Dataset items
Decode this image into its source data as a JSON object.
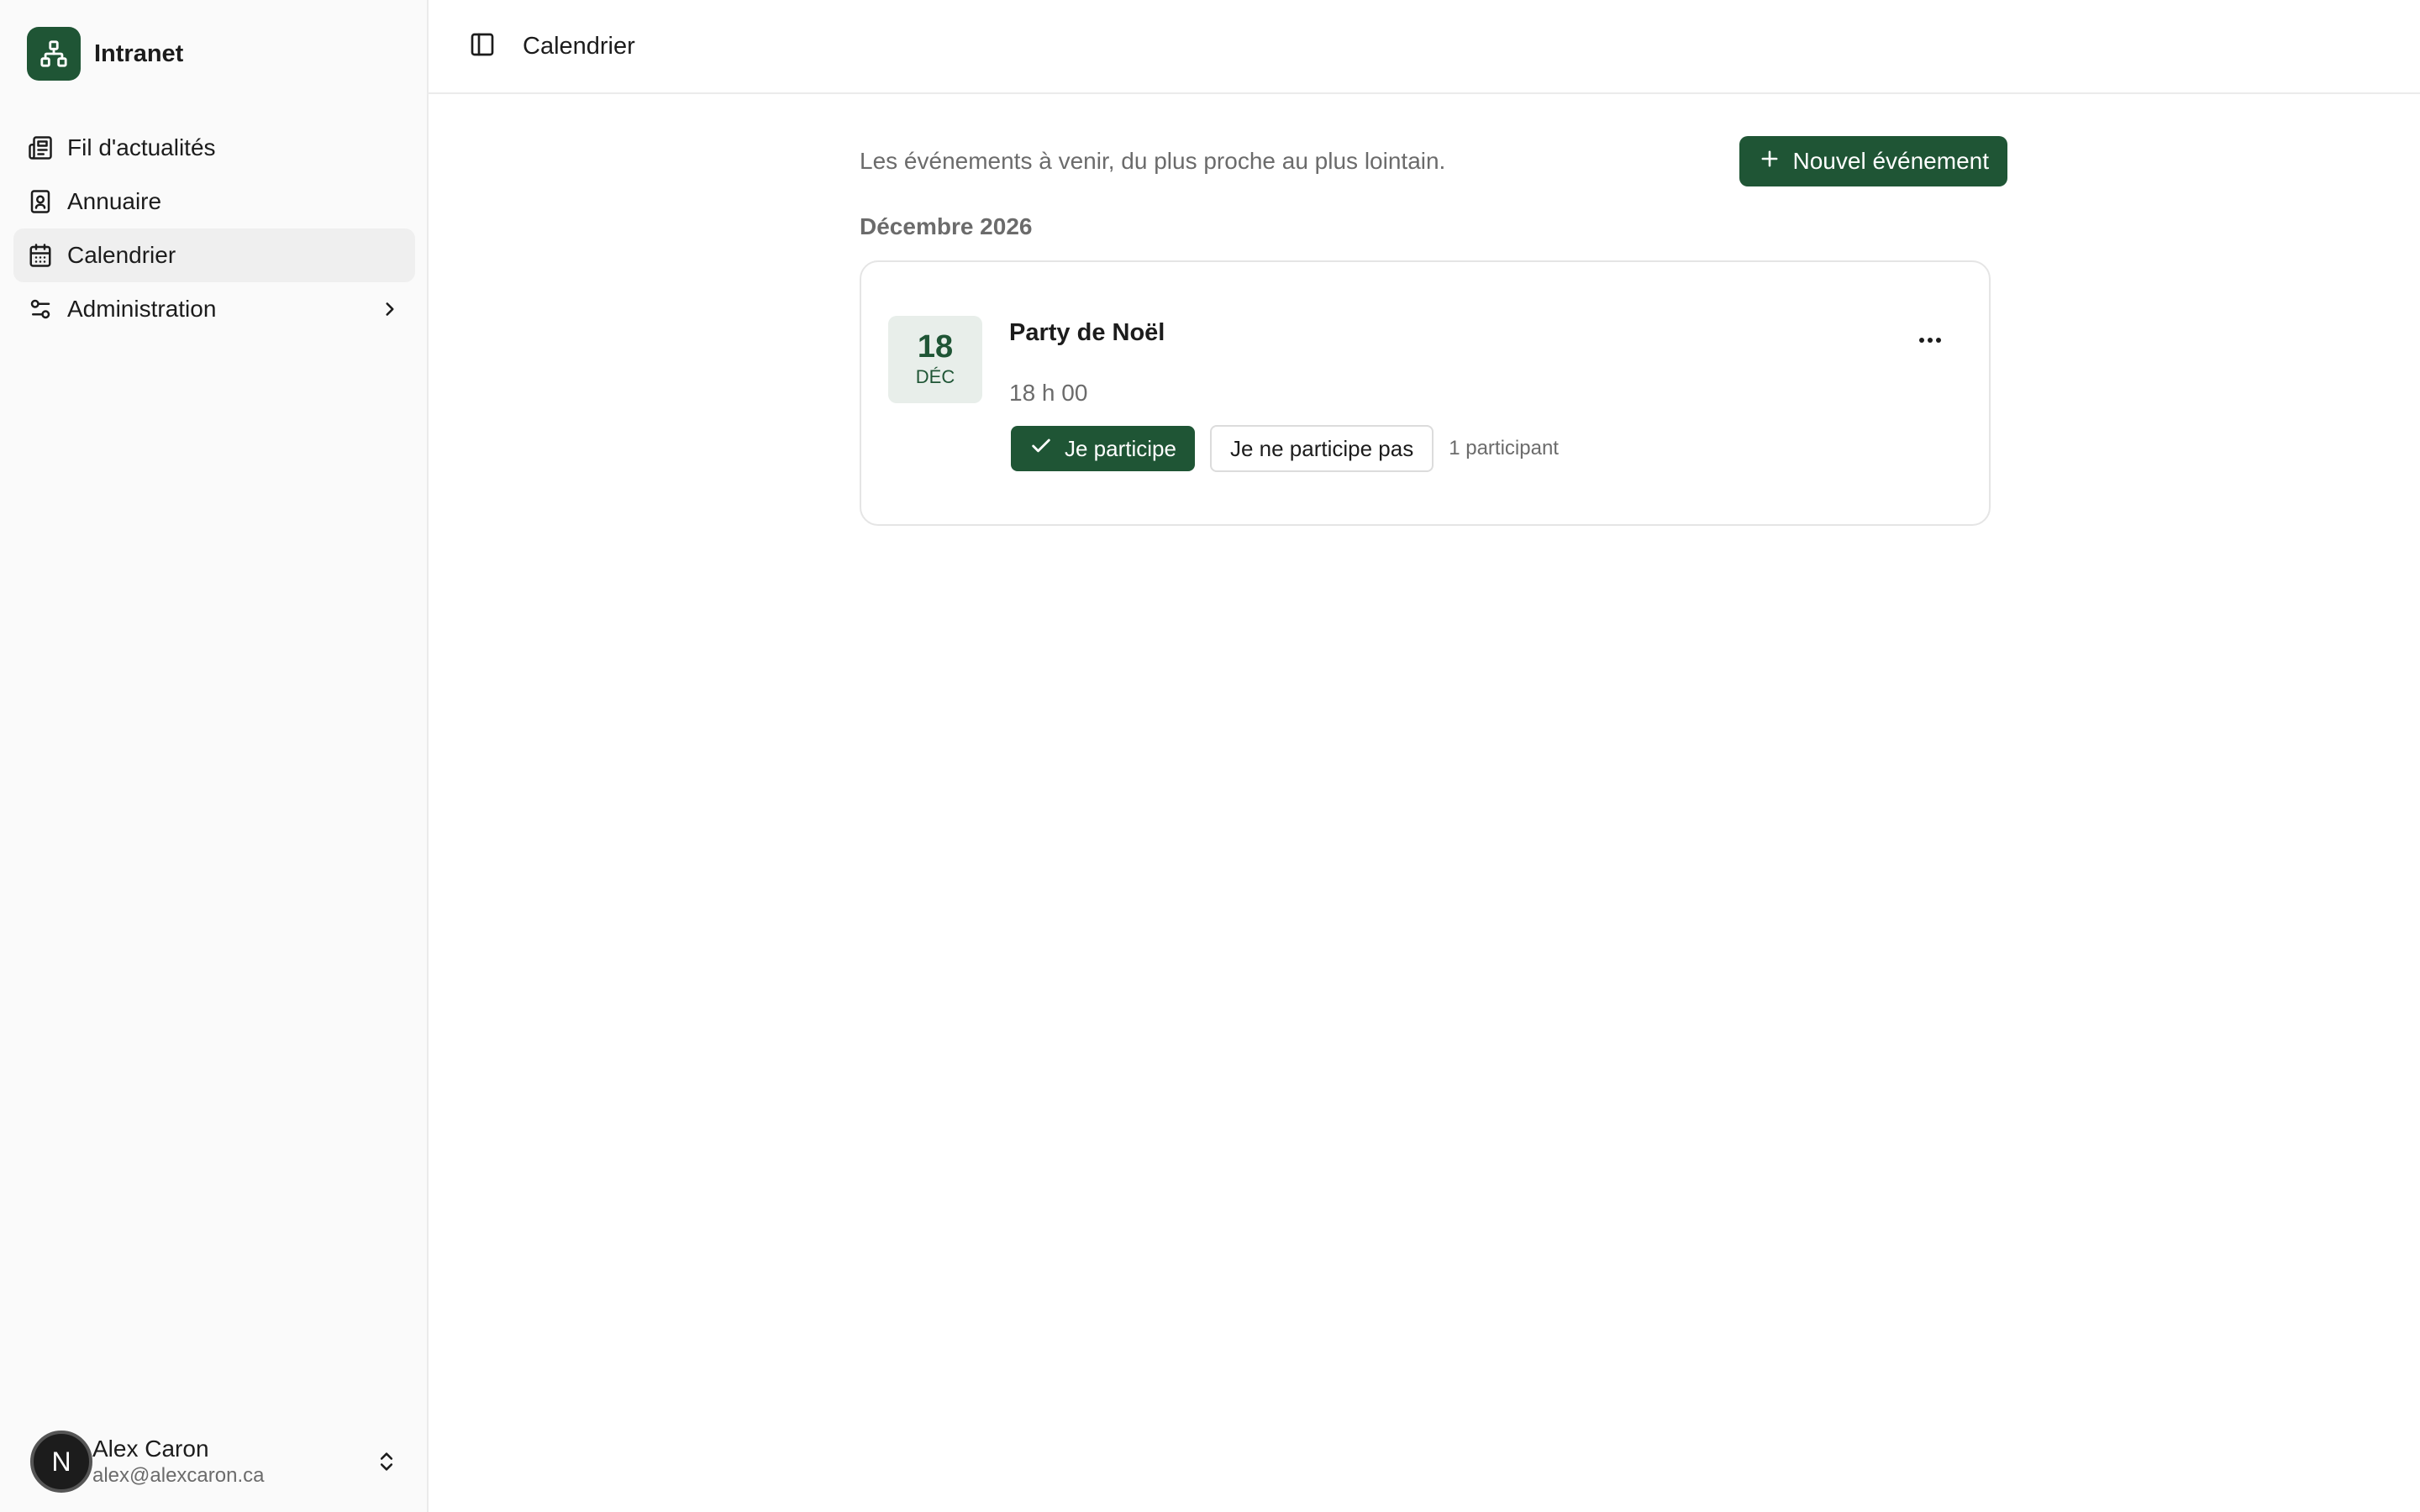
{
  "app": {
    "name": "Intranet"
  },
  "sidebar": {
    "items": [
      {
        "label": "Fil d'actualités",
        "icon": "newspaper-icon",
        "active": false
      },
      {
        "label": "Annuaire",
        "icon": "contact-book-icon",
        "active": false
      },
      {
        "label": "Calendrier",
        "icon": "calendar-icon",
        "active": true
      },
      {
        "label": "Administration",
        "icon": "settings-sliders-icon",
        "active": false,
        "has_submenu": true
      }
    ],
    "user": {
      "initial": "N",
      "name": "Alex Caron",
      "email": "alex@alexcaron.ca"
    }
  },
  "topbar": {
    "title": "Calendrier"
  },
  "main": {
    "subtitle": "Les événements à venir, du plus proche au plus lointain.",
    "new_event_label": "Nouvel événement",
    "groups": [
      {
        "month": "Décembre 2026",
        "events": [
          {
            "day": "18",
            "month_abbr": "DÉC",
            "title": "Party de Noël",
            "time": "18 h 00",
            "attend_label": "Je participe",
            "decline_label": "Je ne participe pas",
            "participants": "1 participant",
            "attending": true
          }
        ]
      }
    ]
  },
  "colors": {
    "accent": "#1f5535",
    "muted_text": "#6b6b6b",
    "badge_bg": "#e8eeea"
  }
}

### Your objective
List every line above containing the word "active".

### Finished exercise
        "active": false
        "active": false
        "active": true
        "active": false,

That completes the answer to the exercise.